=== TASK DETAILS ===
Copy every line of the listing below without changing anything, and skip the pictures.

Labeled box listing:

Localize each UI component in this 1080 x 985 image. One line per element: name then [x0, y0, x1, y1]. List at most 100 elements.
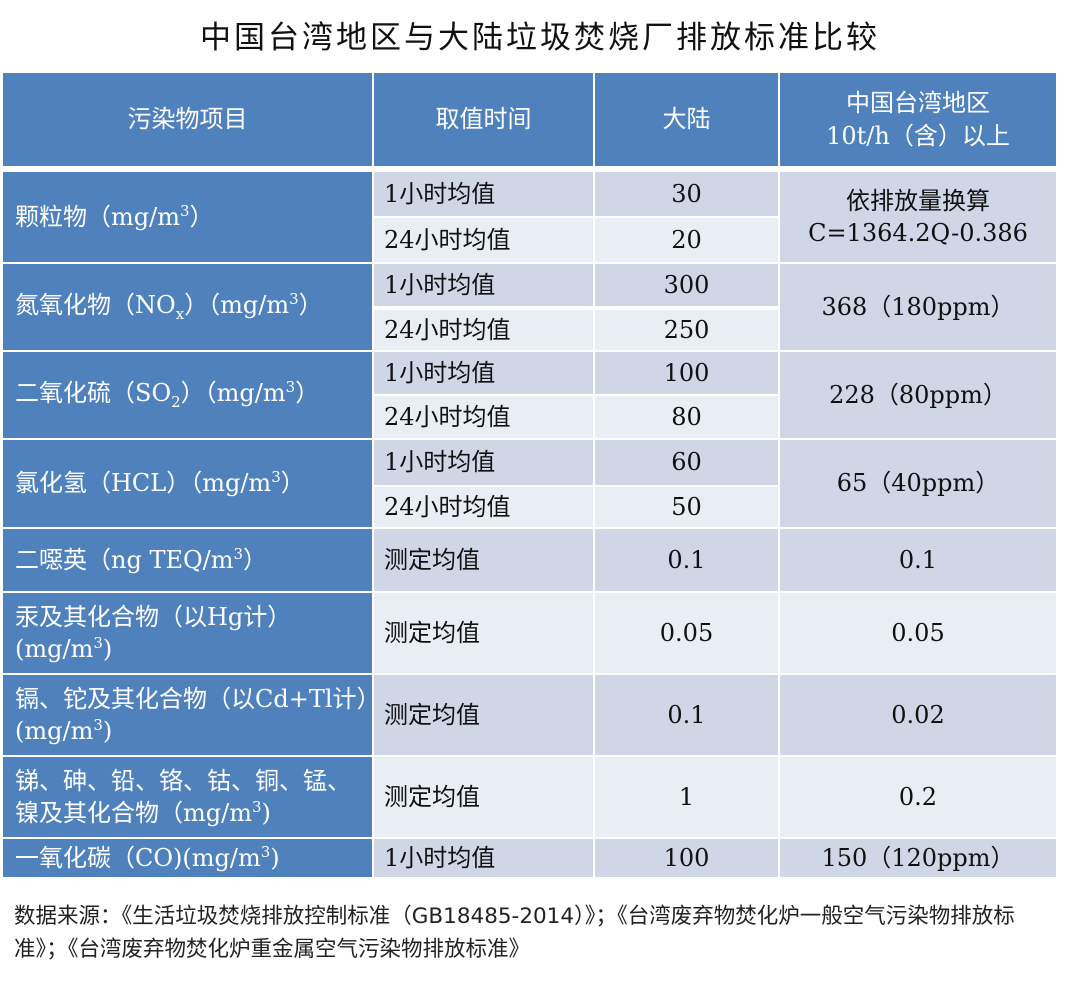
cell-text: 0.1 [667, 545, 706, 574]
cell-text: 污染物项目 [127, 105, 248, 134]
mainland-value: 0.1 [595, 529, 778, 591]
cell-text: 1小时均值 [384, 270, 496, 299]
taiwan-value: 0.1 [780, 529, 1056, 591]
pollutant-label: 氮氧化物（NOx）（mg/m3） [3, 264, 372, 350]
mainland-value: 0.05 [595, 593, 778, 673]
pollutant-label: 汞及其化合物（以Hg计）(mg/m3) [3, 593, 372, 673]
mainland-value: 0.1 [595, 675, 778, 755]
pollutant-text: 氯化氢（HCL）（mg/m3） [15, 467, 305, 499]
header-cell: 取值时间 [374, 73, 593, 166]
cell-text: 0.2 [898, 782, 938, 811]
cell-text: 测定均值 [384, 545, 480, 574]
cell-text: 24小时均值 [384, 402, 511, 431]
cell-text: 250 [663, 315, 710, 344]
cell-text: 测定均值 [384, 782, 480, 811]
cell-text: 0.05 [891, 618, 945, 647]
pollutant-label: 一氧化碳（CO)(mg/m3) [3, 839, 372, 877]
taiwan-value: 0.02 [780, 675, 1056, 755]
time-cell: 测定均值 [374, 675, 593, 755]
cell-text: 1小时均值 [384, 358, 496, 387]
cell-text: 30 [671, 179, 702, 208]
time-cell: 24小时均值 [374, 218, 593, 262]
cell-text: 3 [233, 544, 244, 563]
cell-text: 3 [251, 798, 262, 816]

=== COMPLETED TASK ===
Localize each UI component in this 1080 x 985 image. One line per element: name then [x0, y0, x1, y1]. List at most 100 elements.
cell-text: 0.1 [667, 545, 706, 574]
cell-text: 污染物项目 [127, 105, 248, 134]
mainland-value: 0.1 [595, 529, 778, 591]
cell-text: 1小时均值 [384, 270, 496, 299]
taiwan-value: 0.1 [780, 529, 1056, 591]
pollutant-label: 氮氧化物（NOx）（mg/m3） [3, 264, 372, 350]
mainland-value: 0.05 [595, 593, 778, 673]
pollutant-label: 汞及其化合物（以Hg计）(mg/m3) [3, 593, 372, 673]
mainland-value: 0.1 [595, 675, 778, 755]
pollutant-text: 氯化氢（HCL）（mg/m3） [15, 467, 305, 499]
header-cell: 取值时间 [374, 73, 593, 166]
cell-text: 0.2 [898, 782, 938, 811]
cell-text: 测定均值 [384, 545, 480, 574]
cell-text: 24小时均值 [384, 402, 511, 431]
cell-text: 250 [663, 315, 710, 344]
cell-text: 测定均值 [384, 782, 480, 811]
cell-text: 0.05 [891, 618, 945, 647]
pollutant-label: 一氧化碳（CO)(mg/m3) [3, 839, 372, 877]
taiwan-value: 0.02 [780, 675, 1056, 755]
time-cell: 测定均值 [374, 675, 593, 755]
cell-text: 1小时均值 [384, 358, 496, 387]
cell-text: 30 [671, 179, 702, 208]
time-cell: 24小时均值 [374, 218, 593, 262]
cell-text: 3 [233, 544, 244, 563]
cell-text: 3 [251, 798, 262, 816]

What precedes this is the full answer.